═════ KUTIPAN TEKS ═════
BERSAHUR DAN BERIFTHAR (BERBUKA) MENURUT TUNTUNAN RASULULLAH
Sahur dan ifthar merupakan dua prosesi yang cukup berarti dalam keberlangsungan shaum seseorang. Ia tidak hanya sekedar makan dan minum, namun ia justru sebagai ibadah yang membedakan antara kita (kaum muslimin) dengan Ahlul Kitab (Yahudi dan Nashoro). Sebagaimana yang diriwayatkan oleh shahabat Amr bin Ash bahwa Rasulullah bersabda :
فَصْلُ مَا بَيْنَ صِيَامِنَا وَ صِيَامِ أَهْلِ اْلكِتابِ أَكْلَة السَّحَر
“Pembeda antara shaum kita dengan shaumnya Ahlul Kitab (adalah) adanya makan sahur.” (H.R Muslim)
A. TUNTUNAN RASULULLAH DALAM BERSAHUR
Perlu kita ketahui bahwa makan sahur adalah sesuatu yang disunnahkan dan mengandung barokah yang banyak sebagaimana dalam hadits Anas bin Malik bahwa Rasulullah bersabda:
تَسَحَّرُوا فَإِنَّ فِي السَّحُورِ بَرَكَةً
“Bersahurlah kalian karena sesungguhnya pada makan sahur terdapat barokah.” (Muttafaqun ‘alaihi)
Al Imam Ibnu Daqiq Al-‘Id menyimpulkan bahwa barakah makan sahur ada yang bersifat kebaikan duniawi dan ada yang bersifat kebaikan ukhrawi. (Fathul Baari hadits no. 1923)
Di antara barakah tersebut adalah :
1. Ittiba’ As-Sunnah (mengikuti jejak Rasulullah ),
2. Membedakan diri dengan Ahlul Kitab,
3. Memperkuat diri dalam ibadah shaum,
4. Mencegah timbulnya akhlak yang jelek seperti marah dan lainnya dikarenakan rasa lapar,
5. Membantu seseorang untuk bangun malam dalam rangka berdzikir dan berdo’a di waktu yang mustajab,
6. Membantu seseorang untuk niat shaum bagi yang lupa berniat sebelum tidur.
═════ CUPLIKAN DATA ═════
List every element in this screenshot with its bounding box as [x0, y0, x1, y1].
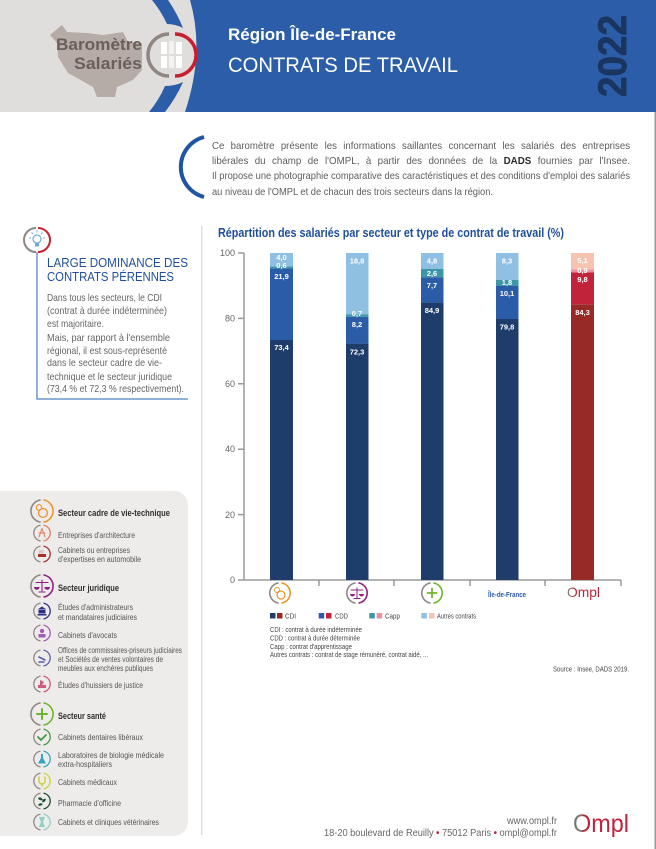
═════
SOAL LATIHAN
A: Jawablah pertanyaan berikut berdasarkan teks tentang sahur.
(i) Menurut hadits yang diriwayatkan oleh Amr bin Ash, apa pembeda antara shaum kaum muslimin dan shaum Ahlul Kitab?
(ii) Shahabat siapa yang meriwayatkan hadits "Bersahurlah kalian karena sesungguhnya pada makan sahur terdapat barokah"?
(iii) Siapa yang menyimpulkan bahwa barakah makan sahur ada yang bersifat duniawi dan ada yang bersifat ukhrawi?
B: Ganti "marah" dengan "kesal" dalam teks tentang sahur, lalu tuliskan kembali bagian yang dimulai dari kata-kata "Di antara barakah" dan berakhir setelah "berniat sebelum tidur.".
C: Sebutkan semua barakah makan sahur yang tercantum dalam daftar bernomor pada teks tentang sahur.
Baris-baris data di atas tidak ada hubungannya dengan teks tentang sahur.

JAWABAN PER SOAL
A:
(i) Adanya makan sahur.
(ii) Anas bin Malik.
(iii) Al Imam Ibnu Daqiq Al-‘Id.

B:
Di antara barakah tersebut adalah :
1. Ittiba’ As-Sunnah (mengikuti jejak Rasulullah ),
2. Membedakan diri dengan Ahlul Kitab,
3. Memperkuat diri dalam ibadah shaum,
4. Mencegah timbulnya akhlak yang jelek seperti kesal dan lainnya dikarenakan rasa lapar,
5. Membantu seseorang untuk bangun malam dalam rangka berdzikir dan berdo’a di waktu yang mustajab,
6. Membantu seseorang untuk niat shaum bagi yang lupa berniat sebelum tidur.

C:
- Ittiba’ As-Sunnah (mengikuti jejak Rasulullah)
- Membedakan diri dengan Ahlul Kitab
- Memperkuat diri dalam ibadah shaum
- Mencegah timbulnya akhlak yang jelek seperti marah dan lainnya dikarenakan rasa lapar
- Membantu seseorang untuk bangun malam dalam rangka berdzikir dan berdo’a di waktu yang mustajab
- Membantu seseorang untuk niat shaum bagi yang lupa berniat sebelum tidur